# [Job]
From the listing below, count the lines where the string "nnumber" occurs. Give the number, with no other words.
○ ○ ○ ○
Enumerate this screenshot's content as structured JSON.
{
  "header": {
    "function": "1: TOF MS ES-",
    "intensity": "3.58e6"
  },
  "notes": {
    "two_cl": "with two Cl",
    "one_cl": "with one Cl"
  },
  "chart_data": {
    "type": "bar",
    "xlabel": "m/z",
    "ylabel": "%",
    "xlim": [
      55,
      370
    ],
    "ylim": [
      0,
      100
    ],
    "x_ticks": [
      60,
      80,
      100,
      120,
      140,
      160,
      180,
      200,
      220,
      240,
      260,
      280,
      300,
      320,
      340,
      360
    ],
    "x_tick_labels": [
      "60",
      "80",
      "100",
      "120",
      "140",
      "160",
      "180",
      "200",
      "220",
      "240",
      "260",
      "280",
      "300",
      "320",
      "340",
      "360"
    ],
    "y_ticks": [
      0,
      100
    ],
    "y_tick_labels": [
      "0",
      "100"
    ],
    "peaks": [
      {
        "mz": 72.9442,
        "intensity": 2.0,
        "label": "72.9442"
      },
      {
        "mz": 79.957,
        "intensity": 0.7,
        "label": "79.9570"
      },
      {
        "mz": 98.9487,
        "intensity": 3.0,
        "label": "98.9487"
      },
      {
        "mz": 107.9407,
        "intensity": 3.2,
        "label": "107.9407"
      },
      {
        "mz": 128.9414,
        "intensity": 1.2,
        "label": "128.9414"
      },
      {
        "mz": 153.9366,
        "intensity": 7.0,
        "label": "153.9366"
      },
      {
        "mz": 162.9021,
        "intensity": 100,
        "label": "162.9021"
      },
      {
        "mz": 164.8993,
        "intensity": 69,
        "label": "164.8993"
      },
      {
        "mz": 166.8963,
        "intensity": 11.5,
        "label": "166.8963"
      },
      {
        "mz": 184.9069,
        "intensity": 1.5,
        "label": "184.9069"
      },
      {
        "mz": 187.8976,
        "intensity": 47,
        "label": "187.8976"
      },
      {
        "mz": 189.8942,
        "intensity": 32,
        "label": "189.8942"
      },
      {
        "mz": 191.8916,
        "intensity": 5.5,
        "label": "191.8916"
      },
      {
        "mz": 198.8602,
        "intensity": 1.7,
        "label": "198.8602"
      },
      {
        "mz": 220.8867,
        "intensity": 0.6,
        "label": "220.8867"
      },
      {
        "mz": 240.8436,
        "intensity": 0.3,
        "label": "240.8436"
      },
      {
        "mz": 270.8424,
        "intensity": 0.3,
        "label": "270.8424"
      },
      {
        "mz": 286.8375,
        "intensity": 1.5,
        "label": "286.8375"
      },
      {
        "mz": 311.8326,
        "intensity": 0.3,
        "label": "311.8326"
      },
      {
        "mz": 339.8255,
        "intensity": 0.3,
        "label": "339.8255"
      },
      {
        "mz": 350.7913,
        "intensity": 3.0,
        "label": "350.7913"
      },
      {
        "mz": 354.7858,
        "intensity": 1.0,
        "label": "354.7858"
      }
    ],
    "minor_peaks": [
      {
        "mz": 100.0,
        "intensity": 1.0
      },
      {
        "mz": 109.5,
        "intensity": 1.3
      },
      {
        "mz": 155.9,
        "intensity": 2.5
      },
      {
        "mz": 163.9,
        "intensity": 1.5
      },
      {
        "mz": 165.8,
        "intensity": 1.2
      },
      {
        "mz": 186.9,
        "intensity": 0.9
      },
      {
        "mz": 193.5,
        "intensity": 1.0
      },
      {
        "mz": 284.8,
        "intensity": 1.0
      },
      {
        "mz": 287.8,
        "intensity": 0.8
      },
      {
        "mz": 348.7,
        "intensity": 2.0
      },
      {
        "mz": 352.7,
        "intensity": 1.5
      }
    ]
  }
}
○ ○ ○ ○
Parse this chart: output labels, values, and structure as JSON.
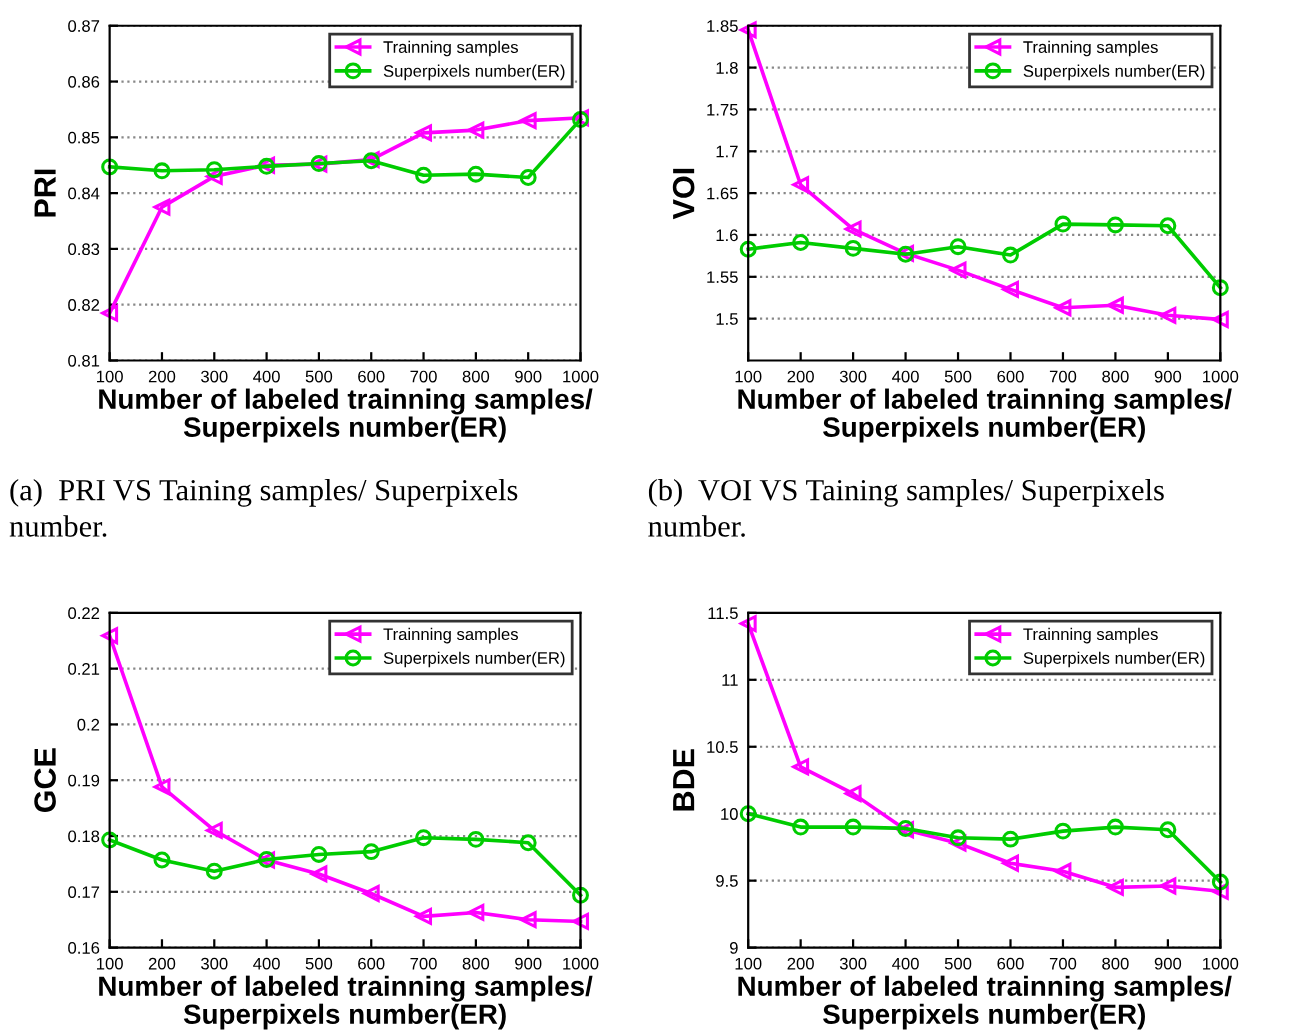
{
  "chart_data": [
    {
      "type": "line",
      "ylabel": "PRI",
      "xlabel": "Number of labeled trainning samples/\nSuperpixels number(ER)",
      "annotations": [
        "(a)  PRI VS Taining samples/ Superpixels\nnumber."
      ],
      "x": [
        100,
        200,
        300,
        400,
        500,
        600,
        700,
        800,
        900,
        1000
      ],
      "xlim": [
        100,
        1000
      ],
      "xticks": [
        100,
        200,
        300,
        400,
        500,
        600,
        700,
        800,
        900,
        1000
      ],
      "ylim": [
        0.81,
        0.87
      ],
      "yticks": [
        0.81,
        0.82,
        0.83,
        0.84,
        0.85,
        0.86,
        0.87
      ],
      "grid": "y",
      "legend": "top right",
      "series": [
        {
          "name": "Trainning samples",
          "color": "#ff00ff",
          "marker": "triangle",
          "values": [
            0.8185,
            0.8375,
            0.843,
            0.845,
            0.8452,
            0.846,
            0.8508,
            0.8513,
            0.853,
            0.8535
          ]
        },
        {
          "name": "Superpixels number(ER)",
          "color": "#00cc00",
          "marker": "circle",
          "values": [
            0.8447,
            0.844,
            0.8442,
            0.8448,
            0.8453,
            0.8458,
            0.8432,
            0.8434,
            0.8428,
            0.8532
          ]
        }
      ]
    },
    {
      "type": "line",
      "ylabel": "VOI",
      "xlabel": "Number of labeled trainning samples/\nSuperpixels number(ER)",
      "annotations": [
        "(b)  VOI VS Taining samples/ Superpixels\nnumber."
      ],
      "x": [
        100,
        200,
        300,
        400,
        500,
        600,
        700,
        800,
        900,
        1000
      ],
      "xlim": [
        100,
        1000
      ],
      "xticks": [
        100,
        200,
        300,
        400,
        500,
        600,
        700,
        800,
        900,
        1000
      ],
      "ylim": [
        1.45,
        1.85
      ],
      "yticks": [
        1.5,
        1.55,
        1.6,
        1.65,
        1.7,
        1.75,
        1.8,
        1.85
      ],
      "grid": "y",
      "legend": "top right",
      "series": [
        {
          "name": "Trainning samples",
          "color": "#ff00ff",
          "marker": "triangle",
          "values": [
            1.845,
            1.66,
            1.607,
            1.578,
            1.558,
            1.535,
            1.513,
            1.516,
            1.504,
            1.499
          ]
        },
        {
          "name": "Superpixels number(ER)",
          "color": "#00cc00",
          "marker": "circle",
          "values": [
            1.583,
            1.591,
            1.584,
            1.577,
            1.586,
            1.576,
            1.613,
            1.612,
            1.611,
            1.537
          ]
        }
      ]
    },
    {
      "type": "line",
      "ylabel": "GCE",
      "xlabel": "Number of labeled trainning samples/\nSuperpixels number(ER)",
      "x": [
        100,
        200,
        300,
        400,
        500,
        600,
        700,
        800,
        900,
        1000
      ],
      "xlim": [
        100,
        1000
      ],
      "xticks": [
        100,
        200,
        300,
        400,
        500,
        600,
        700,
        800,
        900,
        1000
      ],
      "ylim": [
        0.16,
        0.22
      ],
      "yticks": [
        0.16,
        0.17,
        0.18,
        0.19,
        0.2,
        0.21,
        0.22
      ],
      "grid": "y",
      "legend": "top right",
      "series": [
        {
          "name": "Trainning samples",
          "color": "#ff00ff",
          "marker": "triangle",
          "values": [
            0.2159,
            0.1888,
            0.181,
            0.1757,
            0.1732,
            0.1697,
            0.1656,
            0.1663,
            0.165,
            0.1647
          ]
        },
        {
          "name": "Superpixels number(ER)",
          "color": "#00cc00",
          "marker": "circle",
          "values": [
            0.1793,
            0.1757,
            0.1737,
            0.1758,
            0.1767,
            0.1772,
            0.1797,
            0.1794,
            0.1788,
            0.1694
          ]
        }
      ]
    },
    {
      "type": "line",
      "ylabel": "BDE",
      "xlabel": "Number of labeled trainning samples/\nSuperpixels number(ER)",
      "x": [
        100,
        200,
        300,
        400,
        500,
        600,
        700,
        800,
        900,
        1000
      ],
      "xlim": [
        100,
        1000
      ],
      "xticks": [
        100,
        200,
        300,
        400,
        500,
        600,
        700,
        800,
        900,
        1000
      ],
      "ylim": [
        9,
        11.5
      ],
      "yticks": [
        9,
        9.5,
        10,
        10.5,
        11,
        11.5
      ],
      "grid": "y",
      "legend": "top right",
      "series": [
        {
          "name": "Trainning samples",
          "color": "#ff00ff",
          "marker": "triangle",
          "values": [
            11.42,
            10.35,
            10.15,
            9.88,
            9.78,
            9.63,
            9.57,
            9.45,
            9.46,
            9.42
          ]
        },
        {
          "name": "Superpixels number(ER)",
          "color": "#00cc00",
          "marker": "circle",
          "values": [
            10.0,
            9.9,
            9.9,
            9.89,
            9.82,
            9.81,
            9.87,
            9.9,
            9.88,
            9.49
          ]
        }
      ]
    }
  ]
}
○ ○ ○ ○
# [Response to the exercise]
2